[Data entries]
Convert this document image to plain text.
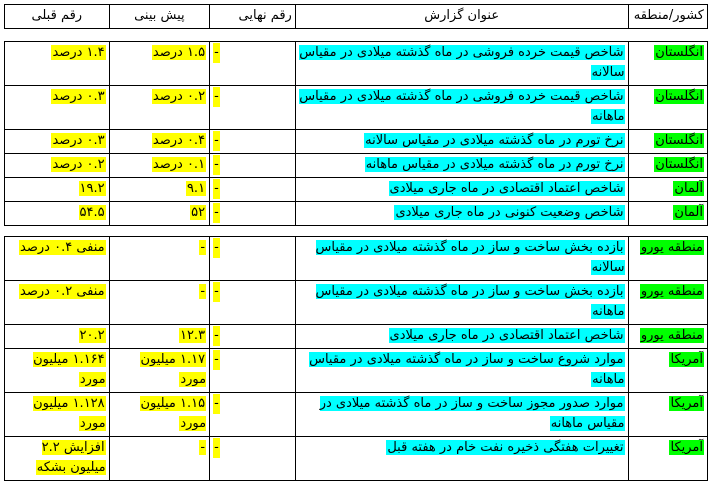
کشور/منطقه	عنوان گزارش	رقم نهایی	پیش بینی	رقم قبلی

انگلستان	شاخص قیمت خرده فروشی در ماه گذشته میلادی در مقیاس سالانه	-	۱.۵ درصد	۱.۴ درصد
انگلستان	شاخص قیمت خرده فروشی در ماه گذشته میلادی در مقیاس ماهانه	-	۰.۲ درصد	۰.۳ درصد
انگلستان	نرخ تورم در ماه گذشته میلادی در مقیاس سالانه	-	۰.۴ درصد	۰.۳ درصد
انگلستان	نرخ تورم در ماه گذشته میلادی در مقیاس ماهانه	-	۰.۱ درصد	۰.۲ درصد
آلمان	شاخص اعتماد اقتصادی در ماه جاری میلادی	-	۹.۱	۱۹.۲
آلمان	شاخص وضعیت کنونی در ماه جاری میلادی	-	۵۲	۵۴.۵

منطقه یورو	بازده بخش ساخت و ساز در ماه گذشته میلادی در مقیاس سالانه	-	-	منفی ۰.۴ درصد
منطقه یورو	بازده بخش ساخت و ساز در ماه گذشته میلادی در مقیاس ماهانه	-	-	منفی ۰.۲ درصد
منطقه یورو	شاخص اعتماد اقتصادی در ماه جاری میلادی	-	۱۲.۳	۲۰.۲
آمریکا	موارد شروع ساخت و ساز در ماه گذشته میلادی در مقیاس ماهانه	-	۱.۱۷ میلیون مورد	۱.۱۶۴ میلیون مورد
آمریکا	موارد صدور مجوز ساخت و ساز در ماه گذشته میلادی در مقیاس ماهانه	-	۱.۱۵ میلیون مورد	۱.۱۲۸ میلیون مورد
آمریکا	تغییرات هفتگی ذخیره نفت خام در هفته قبل	-	-	افزایش ۲.۲ میلیون بشکه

Exercise details -> Print all the records again exactly; do not include any picture.

Answer for this exercise ->
Convert this document image to plain text.
کشور/منطقه	عنوان گزارش	رقم نهایی	پیش بینی	رقم قبلی

انگلستان	شاخص قیمت خرده فروشی در ماه گذشته میلادی در مقیاس سالانه	-	۱.۵ درصد	۱.۴ درصد
انگلستان	شاخص قیمت خرده فروشی در ماه گذشته میلادی در مقیاس ماهانه	-	۰.۲ درصد	۰.۳ درصد
انگلستان	نرخ تورم در ماه گذشته میلادی در مقیاس سالانه	-	۰.۴ درصد	۰.۳ درصد
انگلستان	نرخ تورم در ماه گذشته میلادی در مقیاس ماهانه	-	۰.۱ درصد	۰.۲ درصد
آلمان	شاخص اعتماد اقتصادی در ماه جاری میلادی	-	۹.۱	۱۹.۲
آلمان	شاخص وضعیت کنونی در ماه جاری میلادی	-	۵۲	۵۴.۵

منطقه یورو	بازده بخش ساخت و ساز در ماه گذشته میلادی در مقیاس سالانه	-	-	منفی ۰.۴ درصد
منطقه یورو	بازده بخش ساخت و ساز در ماه گذشته میلادی در مقیاس ماهانه	-	-	منفی ۰.۲ درصد
منطقه یورو	شاخص اعتماد اقتصادی در ماه جاری میلادی	-	۱۲.۳	۲۰.۲
آمریکا	موارد شروع ساخت و ساز در ماه گذشته میلادی در مقیاس ماهانه	-	۱.۱۷ میلیون مورد	۱.۱۶۴ میلیون مورد
آمریکا	موارد صدور مجوز ساخت و ساز در ماه گذشته میلادی در مقیاس ماهانه	-	۱.۱۵ میلیون مورد	۱.۱۲۸ میلیون مورد
آمریکا	تغییرات هفتگی ذخیره نفت خام در هفته قبل	-	-	افزایش ۲.۲ میلیون بشکه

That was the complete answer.